Exercise task: Gather all lines with the word "entreprise" in them.

Data supplied:
-- START --
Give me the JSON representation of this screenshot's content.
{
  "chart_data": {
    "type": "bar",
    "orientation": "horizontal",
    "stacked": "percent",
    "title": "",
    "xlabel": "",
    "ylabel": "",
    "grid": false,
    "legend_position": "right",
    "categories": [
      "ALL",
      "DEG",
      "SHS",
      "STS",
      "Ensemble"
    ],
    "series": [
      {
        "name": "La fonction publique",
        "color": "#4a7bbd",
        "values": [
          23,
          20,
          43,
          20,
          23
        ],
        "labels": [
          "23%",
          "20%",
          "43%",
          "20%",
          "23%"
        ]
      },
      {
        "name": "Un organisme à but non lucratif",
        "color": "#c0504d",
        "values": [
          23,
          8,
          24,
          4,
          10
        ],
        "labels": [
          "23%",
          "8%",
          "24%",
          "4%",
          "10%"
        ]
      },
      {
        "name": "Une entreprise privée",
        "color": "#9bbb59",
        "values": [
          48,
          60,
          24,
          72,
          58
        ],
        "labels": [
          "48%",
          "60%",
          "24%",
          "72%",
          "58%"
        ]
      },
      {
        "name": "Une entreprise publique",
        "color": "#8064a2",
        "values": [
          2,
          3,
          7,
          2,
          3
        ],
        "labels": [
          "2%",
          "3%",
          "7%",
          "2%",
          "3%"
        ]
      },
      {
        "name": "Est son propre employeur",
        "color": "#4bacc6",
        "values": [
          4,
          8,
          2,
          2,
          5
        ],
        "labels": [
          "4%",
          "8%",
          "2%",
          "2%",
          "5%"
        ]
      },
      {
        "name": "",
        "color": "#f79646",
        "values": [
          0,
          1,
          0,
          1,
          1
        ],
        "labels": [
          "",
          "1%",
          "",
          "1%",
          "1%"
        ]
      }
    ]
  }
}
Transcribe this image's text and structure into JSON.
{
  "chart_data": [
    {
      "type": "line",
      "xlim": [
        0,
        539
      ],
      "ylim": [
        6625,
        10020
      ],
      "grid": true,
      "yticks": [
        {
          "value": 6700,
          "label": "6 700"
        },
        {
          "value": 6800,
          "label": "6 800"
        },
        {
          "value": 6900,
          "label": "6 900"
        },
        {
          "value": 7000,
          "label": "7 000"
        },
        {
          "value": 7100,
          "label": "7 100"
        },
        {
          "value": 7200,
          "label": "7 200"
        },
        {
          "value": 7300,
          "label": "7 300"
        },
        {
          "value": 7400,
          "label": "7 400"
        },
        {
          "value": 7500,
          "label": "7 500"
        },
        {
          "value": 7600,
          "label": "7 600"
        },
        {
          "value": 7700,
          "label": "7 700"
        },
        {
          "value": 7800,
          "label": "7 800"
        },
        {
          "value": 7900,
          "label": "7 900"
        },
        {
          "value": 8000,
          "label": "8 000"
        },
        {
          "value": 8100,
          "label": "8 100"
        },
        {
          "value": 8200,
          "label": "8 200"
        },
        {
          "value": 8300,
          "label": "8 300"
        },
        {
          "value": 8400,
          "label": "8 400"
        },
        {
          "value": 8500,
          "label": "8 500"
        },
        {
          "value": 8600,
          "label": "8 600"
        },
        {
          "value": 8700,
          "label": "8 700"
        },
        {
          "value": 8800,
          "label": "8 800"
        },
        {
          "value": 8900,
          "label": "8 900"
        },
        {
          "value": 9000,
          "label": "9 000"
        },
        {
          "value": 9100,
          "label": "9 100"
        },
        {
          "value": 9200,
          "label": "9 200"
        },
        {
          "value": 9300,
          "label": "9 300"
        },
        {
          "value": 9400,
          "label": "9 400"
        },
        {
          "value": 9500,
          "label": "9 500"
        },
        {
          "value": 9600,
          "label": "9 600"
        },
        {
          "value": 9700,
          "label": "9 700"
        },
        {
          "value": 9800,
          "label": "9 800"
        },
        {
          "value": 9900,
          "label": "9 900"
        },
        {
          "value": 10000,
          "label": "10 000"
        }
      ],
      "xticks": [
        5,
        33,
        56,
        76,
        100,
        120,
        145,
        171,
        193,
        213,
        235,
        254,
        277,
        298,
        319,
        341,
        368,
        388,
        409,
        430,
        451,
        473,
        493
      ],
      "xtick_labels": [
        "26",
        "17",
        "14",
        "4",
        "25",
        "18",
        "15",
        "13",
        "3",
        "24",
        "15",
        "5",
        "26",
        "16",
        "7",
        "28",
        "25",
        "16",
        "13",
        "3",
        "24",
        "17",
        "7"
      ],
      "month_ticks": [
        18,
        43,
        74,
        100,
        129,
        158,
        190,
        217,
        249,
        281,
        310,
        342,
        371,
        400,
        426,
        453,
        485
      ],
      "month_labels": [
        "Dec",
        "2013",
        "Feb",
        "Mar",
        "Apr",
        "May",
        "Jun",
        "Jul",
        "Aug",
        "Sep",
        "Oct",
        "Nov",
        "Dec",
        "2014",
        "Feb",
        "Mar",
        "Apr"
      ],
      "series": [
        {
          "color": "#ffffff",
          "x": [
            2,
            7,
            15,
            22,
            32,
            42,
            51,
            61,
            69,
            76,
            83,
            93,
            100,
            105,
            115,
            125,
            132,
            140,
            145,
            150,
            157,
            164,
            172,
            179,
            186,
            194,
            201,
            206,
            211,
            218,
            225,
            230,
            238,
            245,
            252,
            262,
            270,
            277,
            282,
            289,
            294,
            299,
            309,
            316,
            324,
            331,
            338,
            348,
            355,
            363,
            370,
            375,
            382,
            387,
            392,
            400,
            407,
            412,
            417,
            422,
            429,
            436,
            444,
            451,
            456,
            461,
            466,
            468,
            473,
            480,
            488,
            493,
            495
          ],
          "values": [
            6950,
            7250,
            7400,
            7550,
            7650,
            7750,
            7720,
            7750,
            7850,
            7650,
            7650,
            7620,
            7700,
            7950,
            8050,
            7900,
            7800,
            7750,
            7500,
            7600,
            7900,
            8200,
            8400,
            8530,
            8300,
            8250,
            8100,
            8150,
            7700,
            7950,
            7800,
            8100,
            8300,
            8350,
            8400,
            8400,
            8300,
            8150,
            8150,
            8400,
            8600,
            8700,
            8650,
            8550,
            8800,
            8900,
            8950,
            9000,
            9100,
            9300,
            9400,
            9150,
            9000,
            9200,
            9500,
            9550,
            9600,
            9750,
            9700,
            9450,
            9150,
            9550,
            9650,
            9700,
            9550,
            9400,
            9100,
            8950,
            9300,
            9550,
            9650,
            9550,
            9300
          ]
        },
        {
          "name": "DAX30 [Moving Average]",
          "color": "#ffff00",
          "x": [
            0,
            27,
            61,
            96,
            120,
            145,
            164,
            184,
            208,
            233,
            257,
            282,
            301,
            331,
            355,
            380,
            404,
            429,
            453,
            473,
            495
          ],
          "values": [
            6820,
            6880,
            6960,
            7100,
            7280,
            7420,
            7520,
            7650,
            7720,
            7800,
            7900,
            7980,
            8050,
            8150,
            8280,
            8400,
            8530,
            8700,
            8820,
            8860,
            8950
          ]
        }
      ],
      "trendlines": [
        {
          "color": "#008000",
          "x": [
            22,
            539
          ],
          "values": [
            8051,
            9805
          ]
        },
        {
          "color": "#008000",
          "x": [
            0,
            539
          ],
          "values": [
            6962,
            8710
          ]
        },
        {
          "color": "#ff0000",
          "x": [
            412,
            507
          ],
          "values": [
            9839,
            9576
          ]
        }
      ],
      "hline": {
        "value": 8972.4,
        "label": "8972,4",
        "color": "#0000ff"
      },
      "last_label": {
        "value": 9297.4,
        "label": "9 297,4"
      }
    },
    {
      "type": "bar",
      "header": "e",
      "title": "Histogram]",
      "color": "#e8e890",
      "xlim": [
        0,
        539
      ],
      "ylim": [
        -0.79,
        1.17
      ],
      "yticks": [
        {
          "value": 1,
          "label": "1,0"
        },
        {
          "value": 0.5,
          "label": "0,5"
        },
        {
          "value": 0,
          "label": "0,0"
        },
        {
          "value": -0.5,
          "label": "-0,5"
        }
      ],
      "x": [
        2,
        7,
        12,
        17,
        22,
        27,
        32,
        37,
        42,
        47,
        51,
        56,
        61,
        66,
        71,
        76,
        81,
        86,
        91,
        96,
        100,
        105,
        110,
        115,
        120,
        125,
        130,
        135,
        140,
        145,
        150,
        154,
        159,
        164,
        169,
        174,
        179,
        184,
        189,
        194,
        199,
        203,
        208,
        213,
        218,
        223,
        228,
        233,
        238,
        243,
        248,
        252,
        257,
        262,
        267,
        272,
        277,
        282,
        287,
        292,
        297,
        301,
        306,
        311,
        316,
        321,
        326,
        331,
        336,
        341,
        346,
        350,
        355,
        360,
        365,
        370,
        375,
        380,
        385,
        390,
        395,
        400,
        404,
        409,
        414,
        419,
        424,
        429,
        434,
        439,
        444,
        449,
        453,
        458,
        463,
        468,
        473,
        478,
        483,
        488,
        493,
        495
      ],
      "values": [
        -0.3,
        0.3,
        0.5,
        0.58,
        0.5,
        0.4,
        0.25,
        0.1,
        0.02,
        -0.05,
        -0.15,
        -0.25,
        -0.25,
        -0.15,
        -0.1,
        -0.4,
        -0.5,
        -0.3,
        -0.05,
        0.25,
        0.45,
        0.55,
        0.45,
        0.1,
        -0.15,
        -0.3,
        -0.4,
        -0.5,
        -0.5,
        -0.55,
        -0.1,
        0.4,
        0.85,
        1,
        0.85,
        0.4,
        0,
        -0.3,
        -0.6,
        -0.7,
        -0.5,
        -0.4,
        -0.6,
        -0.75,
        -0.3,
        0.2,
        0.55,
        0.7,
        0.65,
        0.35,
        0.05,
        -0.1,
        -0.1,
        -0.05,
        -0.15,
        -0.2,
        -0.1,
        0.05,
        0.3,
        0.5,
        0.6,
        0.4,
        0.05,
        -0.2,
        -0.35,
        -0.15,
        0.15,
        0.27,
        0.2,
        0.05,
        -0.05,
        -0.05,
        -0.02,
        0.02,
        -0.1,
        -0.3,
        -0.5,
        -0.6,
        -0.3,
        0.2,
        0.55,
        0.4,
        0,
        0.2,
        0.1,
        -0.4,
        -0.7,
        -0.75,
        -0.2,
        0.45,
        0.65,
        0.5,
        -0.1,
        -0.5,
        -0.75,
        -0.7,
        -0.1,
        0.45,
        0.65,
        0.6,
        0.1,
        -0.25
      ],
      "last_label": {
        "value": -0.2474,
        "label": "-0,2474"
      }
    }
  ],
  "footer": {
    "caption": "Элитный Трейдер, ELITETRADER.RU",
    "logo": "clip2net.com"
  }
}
-- END --
Solution to this task:
        "name": "Une entreprise privée",
        "name": "Une entreprise publique",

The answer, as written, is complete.